ICYMI: How Stress Turns Hair Gray
- Published29 Jan 2020
- Author Alexis Wnuk
- Source BrainFacts/SfN
Check out the top neuroscience stories for the week of January 20-26, 2020.
How Stress Turns Hair Gray
If your mom ever blamed you and your siblings for her silvery strands, she wasn’t exaggerating — a new study shows just how stress leads to gray hair. In the study, published January 22 in Nature, researchers investigated the phenomenon in mice with black fur and found stress overexcites the nerves controlling hair follicles and depletes their supply of pigment-producing cells. Hair follicles have reservoirs of immature stem cells that can develop into pigment-producing cells called melanocytes. But stress activates the nerves around the hair follicles — the same nerves that make your hair stand on end when you’re frightened — and floods the follicles with norepinephrine. This triggers a mass conversion of stem cells to melanocytes, which can’t be replaced after they die.
Related: What Is Stress Resilience and Can It Be Learned?

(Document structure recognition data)
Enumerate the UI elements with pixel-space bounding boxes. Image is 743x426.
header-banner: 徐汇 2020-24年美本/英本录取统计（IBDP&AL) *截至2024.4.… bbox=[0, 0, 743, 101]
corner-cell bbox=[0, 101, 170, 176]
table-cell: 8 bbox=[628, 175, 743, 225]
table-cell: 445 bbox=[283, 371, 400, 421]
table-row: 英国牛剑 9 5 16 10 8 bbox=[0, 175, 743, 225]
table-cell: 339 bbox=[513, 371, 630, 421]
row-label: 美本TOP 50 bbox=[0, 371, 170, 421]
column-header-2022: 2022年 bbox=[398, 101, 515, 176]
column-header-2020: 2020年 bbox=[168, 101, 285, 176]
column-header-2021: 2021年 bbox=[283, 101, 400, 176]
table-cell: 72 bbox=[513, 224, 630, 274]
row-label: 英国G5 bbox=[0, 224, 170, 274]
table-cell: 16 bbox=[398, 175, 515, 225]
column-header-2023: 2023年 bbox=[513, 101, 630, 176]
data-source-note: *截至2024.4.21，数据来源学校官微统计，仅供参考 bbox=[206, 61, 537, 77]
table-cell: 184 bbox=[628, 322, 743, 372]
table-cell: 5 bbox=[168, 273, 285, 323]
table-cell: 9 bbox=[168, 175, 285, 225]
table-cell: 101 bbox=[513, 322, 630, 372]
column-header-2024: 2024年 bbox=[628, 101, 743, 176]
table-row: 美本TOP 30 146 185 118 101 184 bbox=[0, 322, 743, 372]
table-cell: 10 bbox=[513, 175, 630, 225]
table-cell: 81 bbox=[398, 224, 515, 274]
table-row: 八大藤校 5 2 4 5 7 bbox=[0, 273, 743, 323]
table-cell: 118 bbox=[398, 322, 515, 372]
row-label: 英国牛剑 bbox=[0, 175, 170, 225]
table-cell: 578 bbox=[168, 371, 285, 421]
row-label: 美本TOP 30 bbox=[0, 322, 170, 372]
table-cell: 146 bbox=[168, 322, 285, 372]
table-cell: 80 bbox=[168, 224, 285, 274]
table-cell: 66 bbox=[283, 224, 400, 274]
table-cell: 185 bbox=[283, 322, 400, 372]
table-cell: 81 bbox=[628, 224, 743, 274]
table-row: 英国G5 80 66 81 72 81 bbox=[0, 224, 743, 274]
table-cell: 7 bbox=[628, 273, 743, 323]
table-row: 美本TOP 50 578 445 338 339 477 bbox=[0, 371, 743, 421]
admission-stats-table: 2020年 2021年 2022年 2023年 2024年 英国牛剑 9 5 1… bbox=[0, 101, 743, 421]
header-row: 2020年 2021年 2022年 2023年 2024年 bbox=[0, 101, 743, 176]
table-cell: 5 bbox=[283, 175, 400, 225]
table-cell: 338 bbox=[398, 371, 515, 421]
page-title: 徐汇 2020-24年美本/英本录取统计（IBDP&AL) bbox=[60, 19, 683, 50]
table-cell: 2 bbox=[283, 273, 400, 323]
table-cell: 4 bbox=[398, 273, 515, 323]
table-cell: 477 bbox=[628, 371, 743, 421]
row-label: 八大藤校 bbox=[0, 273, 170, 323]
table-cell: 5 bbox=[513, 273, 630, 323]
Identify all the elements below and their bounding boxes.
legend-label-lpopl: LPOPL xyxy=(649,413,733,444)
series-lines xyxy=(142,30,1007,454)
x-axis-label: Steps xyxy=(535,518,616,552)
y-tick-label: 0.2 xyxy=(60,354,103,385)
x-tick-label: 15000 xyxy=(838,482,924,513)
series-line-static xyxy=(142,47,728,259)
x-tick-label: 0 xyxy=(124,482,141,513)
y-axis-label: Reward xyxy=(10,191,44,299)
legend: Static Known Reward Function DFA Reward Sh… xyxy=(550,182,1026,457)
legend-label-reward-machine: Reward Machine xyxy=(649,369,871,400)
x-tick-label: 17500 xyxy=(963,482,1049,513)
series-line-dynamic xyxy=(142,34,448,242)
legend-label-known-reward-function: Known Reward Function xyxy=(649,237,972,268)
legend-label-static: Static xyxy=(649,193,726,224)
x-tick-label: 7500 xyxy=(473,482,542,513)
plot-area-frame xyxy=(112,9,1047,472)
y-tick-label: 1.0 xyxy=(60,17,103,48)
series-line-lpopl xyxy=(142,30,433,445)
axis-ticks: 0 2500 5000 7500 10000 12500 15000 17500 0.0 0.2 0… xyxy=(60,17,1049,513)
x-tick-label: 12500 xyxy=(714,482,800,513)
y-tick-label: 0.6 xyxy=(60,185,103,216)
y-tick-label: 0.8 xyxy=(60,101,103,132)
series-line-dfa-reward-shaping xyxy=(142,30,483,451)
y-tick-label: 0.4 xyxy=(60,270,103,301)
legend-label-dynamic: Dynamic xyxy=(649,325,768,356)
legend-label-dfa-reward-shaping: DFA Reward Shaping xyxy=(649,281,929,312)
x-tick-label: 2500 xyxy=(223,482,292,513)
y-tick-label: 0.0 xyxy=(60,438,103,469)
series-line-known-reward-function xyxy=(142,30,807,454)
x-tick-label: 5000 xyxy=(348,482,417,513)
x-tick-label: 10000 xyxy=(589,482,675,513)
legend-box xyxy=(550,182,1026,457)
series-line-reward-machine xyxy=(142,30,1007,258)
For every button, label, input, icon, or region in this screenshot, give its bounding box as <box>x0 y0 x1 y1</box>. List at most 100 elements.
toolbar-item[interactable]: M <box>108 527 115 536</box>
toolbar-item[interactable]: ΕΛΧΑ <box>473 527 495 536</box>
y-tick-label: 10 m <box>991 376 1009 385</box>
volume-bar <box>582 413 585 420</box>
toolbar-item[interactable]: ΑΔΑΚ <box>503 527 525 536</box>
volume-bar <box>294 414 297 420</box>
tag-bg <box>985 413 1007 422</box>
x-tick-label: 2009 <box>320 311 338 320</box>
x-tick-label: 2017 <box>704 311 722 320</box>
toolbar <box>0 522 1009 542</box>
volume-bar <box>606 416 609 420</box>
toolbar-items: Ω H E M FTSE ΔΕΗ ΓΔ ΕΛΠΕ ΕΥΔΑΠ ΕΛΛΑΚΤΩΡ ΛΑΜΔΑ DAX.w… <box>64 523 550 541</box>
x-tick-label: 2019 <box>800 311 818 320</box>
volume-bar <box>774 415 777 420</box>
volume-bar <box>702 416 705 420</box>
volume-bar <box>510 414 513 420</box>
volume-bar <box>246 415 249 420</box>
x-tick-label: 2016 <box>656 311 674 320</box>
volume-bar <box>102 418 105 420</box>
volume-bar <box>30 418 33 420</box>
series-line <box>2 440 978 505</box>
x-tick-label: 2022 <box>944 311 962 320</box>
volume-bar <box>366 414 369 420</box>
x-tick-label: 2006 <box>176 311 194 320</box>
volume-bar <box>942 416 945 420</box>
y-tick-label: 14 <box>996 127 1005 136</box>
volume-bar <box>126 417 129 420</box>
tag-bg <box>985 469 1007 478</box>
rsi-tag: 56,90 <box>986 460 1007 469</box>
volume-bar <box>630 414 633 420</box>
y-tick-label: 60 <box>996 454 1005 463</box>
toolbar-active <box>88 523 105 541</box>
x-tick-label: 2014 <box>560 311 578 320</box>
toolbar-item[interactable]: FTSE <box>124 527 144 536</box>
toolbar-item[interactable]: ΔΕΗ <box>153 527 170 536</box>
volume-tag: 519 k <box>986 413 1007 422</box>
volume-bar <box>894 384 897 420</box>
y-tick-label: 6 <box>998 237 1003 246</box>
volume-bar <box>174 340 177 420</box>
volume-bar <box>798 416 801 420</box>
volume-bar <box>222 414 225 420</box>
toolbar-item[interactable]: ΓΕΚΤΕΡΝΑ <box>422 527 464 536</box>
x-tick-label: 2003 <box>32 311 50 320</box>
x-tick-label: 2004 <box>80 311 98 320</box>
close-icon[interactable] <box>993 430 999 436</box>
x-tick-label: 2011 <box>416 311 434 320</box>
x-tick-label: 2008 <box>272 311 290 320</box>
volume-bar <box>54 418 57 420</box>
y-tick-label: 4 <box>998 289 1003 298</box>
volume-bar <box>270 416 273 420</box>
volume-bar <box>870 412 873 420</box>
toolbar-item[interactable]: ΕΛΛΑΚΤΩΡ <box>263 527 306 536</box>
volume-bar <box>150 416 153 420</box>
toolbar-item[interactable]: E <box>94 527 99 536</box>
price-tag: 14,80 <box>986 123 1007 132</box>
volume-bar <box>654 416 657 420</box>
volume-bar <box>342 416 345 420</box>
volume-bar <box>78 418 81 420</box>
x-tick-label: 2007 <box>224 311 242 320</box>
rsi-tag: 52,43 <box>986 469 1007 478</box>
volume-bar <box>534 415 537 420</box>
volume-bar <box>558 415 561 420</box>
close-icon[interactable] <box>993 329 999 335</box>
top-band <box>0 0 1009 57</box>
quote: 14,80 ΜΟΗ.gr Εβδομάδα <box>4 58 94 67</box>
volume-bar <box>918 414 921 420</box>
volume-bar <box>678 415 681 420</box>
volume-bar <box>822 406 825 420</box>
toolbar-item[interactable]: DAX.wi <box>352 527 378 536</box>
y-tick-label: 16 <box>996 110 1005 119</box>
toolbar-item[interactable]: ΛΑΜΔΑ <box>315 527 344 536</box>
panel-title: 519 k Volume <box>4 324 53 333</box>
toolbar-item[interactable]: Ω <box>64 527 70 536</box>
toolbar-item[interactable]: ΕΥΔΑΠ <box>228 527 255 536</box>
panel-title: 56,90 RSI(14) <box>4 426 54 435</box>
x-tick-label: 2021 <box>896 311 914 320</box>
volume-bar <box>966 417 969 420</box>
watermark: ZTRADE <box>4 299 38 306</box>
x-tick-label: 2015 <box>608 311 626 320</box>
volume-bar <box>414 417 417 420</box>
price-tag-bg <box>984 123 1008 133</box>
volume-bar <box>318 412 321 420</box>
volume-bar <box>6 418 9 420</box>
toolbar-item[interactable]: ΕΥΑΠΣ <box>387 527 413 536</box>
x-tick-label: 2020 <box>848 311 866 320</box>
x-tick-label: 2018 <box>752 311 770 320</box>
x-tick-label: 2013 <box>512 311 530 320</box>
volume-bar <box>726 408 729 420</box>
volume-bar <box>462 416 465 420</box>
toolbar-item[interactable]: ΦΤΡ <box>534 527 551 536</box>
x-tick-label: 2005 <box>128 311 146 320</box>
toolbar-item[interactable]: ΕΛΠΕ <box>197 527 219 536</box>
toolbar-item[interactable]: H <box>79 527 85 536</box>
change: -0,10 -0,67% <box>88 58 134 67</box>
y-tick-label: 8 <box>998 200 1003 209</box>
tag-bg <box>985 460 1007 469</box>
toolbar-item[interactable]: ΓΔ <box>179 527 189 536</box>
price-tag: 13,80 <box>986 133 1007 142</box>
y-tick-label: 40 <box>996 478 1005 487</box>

### [INSTRUCTIONS TO FOLLOW]
Resume the neuroscience news roundup on stress and gray hair, picking up after its final line.

### [ANSWER]
Read more: Scientists Discover Biological Reason Why Stress Makes Your Hair Turn Gray
Volcanic Eruption Turned a Brain Into Glass
Italy’s Mount Vesuvius erupted nearly 2,000 years ago, yet scientists are still trying to figure out exactly how residents of Pompeii and neighboring towns died. Was it smoke inhalation? Incineration? In a new study, researchers offer another theory: the extreme heat of the eruption turned human organs, including brains, into glass. In the study, published January 23 in the New England Journal of Medicine, researchers reported that a black, glassy substance found inside a victim’s skull contained proteins and fatty acids commonly found in the brain. The scientists suggest the brain was vitrified, a process where substances are heated to extreme temperatures and rapidly cooled to produce glass.